▶ _YOUR OBJECTIVE_:
An exact copy of the records is required, minus the pictures they hold.
====== DATA EXTRACT
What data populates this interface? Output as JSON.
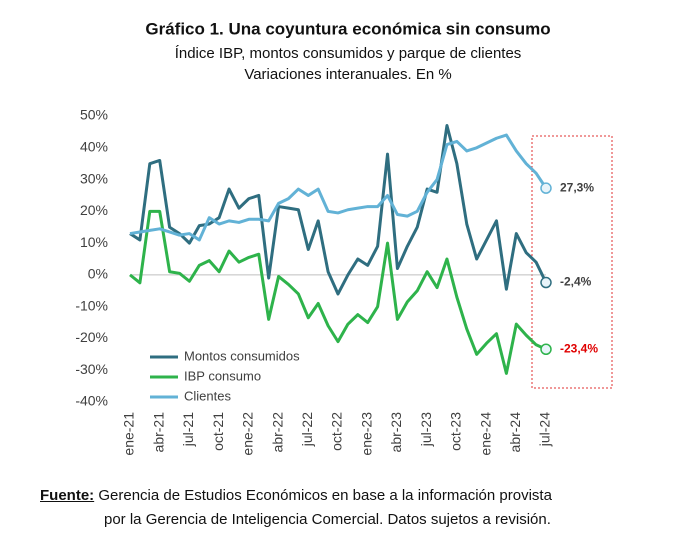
{
  "chart_data": {
    "type": "line",
    "title": "Gráfico 1. Una coyuntura económica sin consumo",
    "subtitle": [
      "Índice IBP, montos consumidos y parque de clientes",
      "Variaciones interanuales. En %"
    ],
    "categories": [
      "ene-21",
      null,
      null,
      "abr-21",
      null,
      null,
      "jul-21",
      null,
      null,
      "oct-21",
      null,
      null,
      "ene-22",
      null,
      null,
      "abr-22",
      null,
      null,
      "jul-22",
      null,
      null,
      "oct-22",
      null,
      null,
      "ene-23",
      null,
      null,
      "abr-23",
      null,
      null,
      "jul-23",
      null,
      null,
      "oct-23",
      null,
      null,
      "ene-24",
      null,
      null,
      "abr-24",
      null,
      null,
      "jul-24"
    ],
    "series": [
      {
        "name": "Montos consumidos",
        "color": "#2f6e80",
        "values": [
          13,
          11,
          35,
          36,
          15,
          13,
          10,
          15.5,
          16,
          18,
          27,
          21,
          24,
          25,
          -1,
          21.5,
          21,
          20.5,
          8,
          17,
          1,
          -6,
          0,
          5,
          3,
          9,
          38,
          2,
          9,
          15,
          27,
          26,
          47,
          35,
          16,
          5,
          11,
          17,
          -4.5,
          13,
          7,
          4,
          -2.4
        ],
        "value_labels": [
          null,
          null,
          null,
          null,
          null,
          null,
          null,
          null,
          null,
          null,
          null,
          null,
          null,
          null,
          null,
          null,
          null,
          null,
          null,
          null,
          null,
          null,
          null,
          null,
          null,
          null,
          null,
          null,
          null,
          null,
          null,
          null,
          null,
          null,
          null,
          null,
          null,
          null,
          null,
          null,
          null,
          null,
          "-2,4%"
        ],
        "label_color": "#404040"
      },
      {
        "name": "IBP consumo",
        "color": "#2eb34b",
        "values": [
          0,
          -2.5,
          20,
          20,
          1,
          0.5,
          -2,
          3,
          4.5,
          1,
          7.5,
          4,
          5.5,
          6.5,
          -14,
          -0.5,
          -3,
          -6,
          -13.5,
          -9,
          -16,
          -21,
          -15.5,
          -12.5,
          -15,
          -10,
          10,
          -14,
          -8.5,
          -5,
          1,
          -4,
          5,
          -7,
          -17,
          -25,
          -21.5,
          -18.5,
          -31,
          -15.5,
          -19,
          -22,
          -23.4
        ],
        "value_labels": [
          null,
          null,
          null,
          null,
          null,
          null,
          null,
          null,
          null,
          null,
          null,
          null,
          null,
          null,
          null,
          null,
          null,
          null,
          null,
          null,
          null,
          null,
          null,
          null,
          null,
          null,
          null,
          null,
          null,
          null,
          null,
          null,
          null,
          null,
          null,
          null,
          null,
          null,
          null,
          null,
          null,
          null,
          "-23,4%"
        ],
        "label_color": "#e00000"
      },
      {
        "name": "Clientes",
        "color": "#62b2d6",
        "values": [
          13,
          13.5,
          14,
          14.5,
          13.5,
          12.5,
          13,
          11,
          18,
          16,
          17,
          16.5,
          17.5,
          17.5,
          17,
          22.5,
          24,
          27,
          25,
          27,
          20,
          19.5,
          20.5,
          21,
          21.5,
          21.5,
          25,
          19,
          18.5,
          20,
          26,
          30,
          41,
          42,
          39,
          40,
          41.5,
          43,
          44,
          39,
          35,
          32,
          27.3
        ],
        "value_labels": [
          null,
          null,
          null,
          null,
          null,
          null,
          null,
          null,
          null,
          null,
          null,
          null,
          null,
          null,
          null,
          null,
          null,
          null,
          null,
          null,
          null,
          null,
          null,
          null,
          null,
          null,
          null,
          null,
          null,
          null,
          null,
          null,
          null,
          null,
          null,
          null,
          null,
          null,
          null,
          null,
          null,
          null,
          "27,3%"
        ],
        "label_color": "#404040"
      }
    ],
    "ylim": [
      -40,
      50
    ],
    "yticks": [
      {
        "value": -40,
        "label": "-40%"
      },
      {
        "value": -30,
        "label": "-30%"
      },
      {
        "value": -20,
        "label": "-20%"
      },
      {
        "value": -10,
        "label": "-10%"
      },
      {
        "value": 0,
        "label": "0%"
      },
      {
        "value": 10,
        "label": "10%"
      },
      {
        "value": 20,
        "label": "20%"
      },
      {
        "value": 30,
        "label": "30%"
      },
      {
        "value": 40,
        "label": "40%"
      },
      {
        "value": 50,
        "label": "50%"
      }
    ],
    "grid": false,
    "legend": "lower left"
  },
  "source": {
    "label": "Fuente:",
    "lines": [
      "Gerencia de Estudios Económicos en base a la información provista",
      "por la Gerencia de Inteligencia Comercial. Datos sujetos a revisión."
    ]
  }
}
============
▶ _RESULT FOR THIS EXERCISE_:
What data populates this interface? Output as JSON.
{
  "chart_data": {
    "type": "line",
    "title": "Gráfico 1. Una coyuntura económica sin consumo",
    "subtitle": [
      "Índice IBP, montos consumidos y parque de clientes",
      "Variaciones interanuales. En %"
    ],
    "categories": [
      "ene-21",
      null,
      null,
      "abr-21",
      null,
      null,
      "jul-21",
      null,
      null,
      "oct-21",
      null,
      null,
      "ene-22",
      null,
      null,
      "abr-22",
      null,
      null,
      "jul-22",
      null,
      null,
      "oct-22",
      null,
      null,
      "ene-23",
      null,
      null,
      "abr-23",
      null,
      null,
      "jul-23",
      null,
      null,
      "oct-23",
      null,
      null,
      "ene-24",
      null,
      null,
      "abr-24",
      null,
      null,
      "jul-24"
    ],
    "series": [
      {
        "name": "Montos consumidos",
        "color": "#2f6e80",
        "values": [
          13,
          11,
          35,
          36,
          15,
          13,
          10,
          15.5,
          16,
          18,
          27,
          21,
          24,
          25,
          -1,
          21.5,
          21,
          20.5,
          8,
          17,
          1,
          -6,
          0,
          5,
          3,
          9,
          38,
          2,
          9,
          15,
          27,
          26,
          47,
          35,
          16,
          5,
          11,
          17,
          -4.5,
          13,
          7,
          4,
          -2.4
        ],
        "value_labels": [
          null,
          null,
          null,
          null,
          null,
          null,
          null,
          null,
          null,
          null,
          null,
          null,
          null,
          null,
          null,
          null,
          null,
          null,
          null,
          null,
          null,
          null,
          null,
          null,
          null,
          null,
          null,
          null,
          null,
          null,
          null,
          null,
          null,
          null,
          null,
          null,
          null,
          null,
          null,
          null,
          null,
          null,
          "-2,4%"
        ],
        "label_color": "#404040"
      },
      {
        "name": "IBP consumo",
        "color": "#2eb34b",
        "values": [
          0,
          -2.5,
          20,
          20,
          1,
          0.5,
          -2,
          3,
          4.5,
          1,
          7.5,
          4,
          5.5,
          6.5,
          -14,
          -0.5,
          -3,
          -6,
          -13.5,
          -9,
          -16,
          -21,
          -15.5,
          -12.5,
          -15,
          -10,
          10,
          -14,
          -8.5,
          -5,
          1,
          -4,
          5,
          -7,
          -17,
          -25,
          -21.5,
          -18.5,
          -31,
          -15.5,
          -19,
          -22,
          -23.4
        ],
        "value_labels": [
          null,
          null,
          null,
          null,
          null,
          null,
          null,
          null,
          null,
          null,
          null,
          null,
          null,
          null,
          null,
          null,
          null,
          null,
          null,
          null,
          null,
          null,
          null,
          null,
          null,
          null,
          null,
          null,
          null,
          null,
          null,
          null,
          null,
          null,
          null,
          null,
          null,
          null,
          null,
          null,
          null,
          null,
          "-23,4%"
        ],
        "label_color": "#e00000"
      },
      {
        "name": "Clientes",
        "color": "#62b2d6",
        "values": [
          13,
          13.5,
          14,
          14.5,
          13.5,
          12.5,
          13,
          11,
          18,
          16,
          17,
          16.5,
          17.5,
          17.5,
          17,
          22.5,
          24,
          27,
          25,
          27,
          20,
          19.5,
          20.5,
          21,
          21.5,
          21.5,
          25,
          19,
          18.5,
          20,
          26,
          30,
          41,
          42,
          39,
          40,
          41.5,
          43,
          44,
          39,
          35,
          32,
          27.3
        ],
        "value_labels": [
          null,
          null,
          null,
          null,
          null,
          null,
          null,
          null,
          null,
          null,
          null,
          null,
          null,
          null,
          null,
          null,
          null,
          null,
          null,
          null,
          null,
          null,
          null,
          null,
          null,
          null,
          null,
          null,
          null,
          null,
          null,
          null,
          null,
          null,
          null,
          null,
          null,
          null,
          null,
          null,
          null,
          null,
          "27,3%"
        ],
        "label_color": "#404040"
      }
    ],
    "ylim": [
      -40,
      50
    ],
    "yticks": [
      {
        "value": -40,
        "label": "-40%"
      },
      {
        "value": -30,
        "label": "-30%"
      },
      {
        "value": -20,
        "label": "-20%"
      },
      {
        "value": -10,
        "label": "-10%"
      },
      {
        "value": 0,
        "label": "0%"
      },
      {
        "value": 10,
        "label": "10%"
      },
      {
        "value": 20,
        "label": "20%"
      },
      {
        "value": 30,
        "label": "30%"
      },
      {
        "value": 40,
        "label": "40%"
      },
      {
        "value": 50,
        "label": "50%"
      }
    ],
    "grid": false,
    "legend": "lower left"
  },
  "source": {
    "label": "Fuente:",
    "lines": [
      "Gerencia de Estudios Económicos en base a la información provista",
      "por la Gerencia de Inteligencia Comercial. Datos sujetos a revisión."
    ]
  }
}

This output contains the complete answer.